Required task:
Reproduce the complete listing without any deviation.
━━━━━━
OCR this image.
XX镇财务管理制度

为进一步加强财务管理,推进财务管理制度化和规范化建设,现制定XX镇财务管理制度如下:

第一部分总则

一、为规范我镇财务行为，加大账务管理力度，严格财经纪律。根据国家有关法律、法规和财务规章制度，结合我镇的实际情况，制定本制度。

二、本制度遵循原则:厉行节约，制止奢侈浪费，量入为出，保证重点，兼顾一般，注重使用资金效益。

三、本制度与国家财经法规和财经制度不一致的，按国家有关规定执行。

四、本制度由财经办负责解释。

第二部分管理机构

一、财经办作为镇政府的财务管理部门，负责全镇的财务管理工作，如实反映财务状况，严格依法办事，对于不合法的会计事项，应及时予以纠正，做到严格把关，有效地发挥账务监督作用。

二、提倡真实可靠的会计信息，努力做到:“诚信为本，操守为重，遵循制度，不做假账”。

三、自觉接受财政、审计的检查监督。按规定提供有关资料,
━━━━━━
Solution to this exercise:
OCR this image.
XX镇财务管理制度

为进一步加强财务管理,推进财务管理制度化和规范化建设,现制定XX镇财务管理制度如下:

第一部分总则

一、为规范我镇财务行为，加大账务管理力度，严格财经纪律。根据国家有关法律、法规和财务规章制度，结合我镇的实际情况，制定本制度。

二、本制度遵循原则:厉行节约，制止奢侈浪费，量入为出，保证重点，兼顾一般，注重使用资金效益。

三、本制度与国家财经法规和财经制度不一致的，按国家有关规定执行。

四、本制度由财经办负责解释。

第二部分管理机构

一、财经办作为镇政府的财务管理部门，负责全镇的财务管理工作，如实反映财务状况，严格依法办事，对于不合法的会计事项，应及时予以纠正，做到严格把关，有效地发挥账务监督作用。

二、提倡真实可靠的会计信息，努力做到:“诚信为本，操守为重，遵循制度，不做假账”。

三、自觉接受财政、审计的检查监督。按规定提供有关资料,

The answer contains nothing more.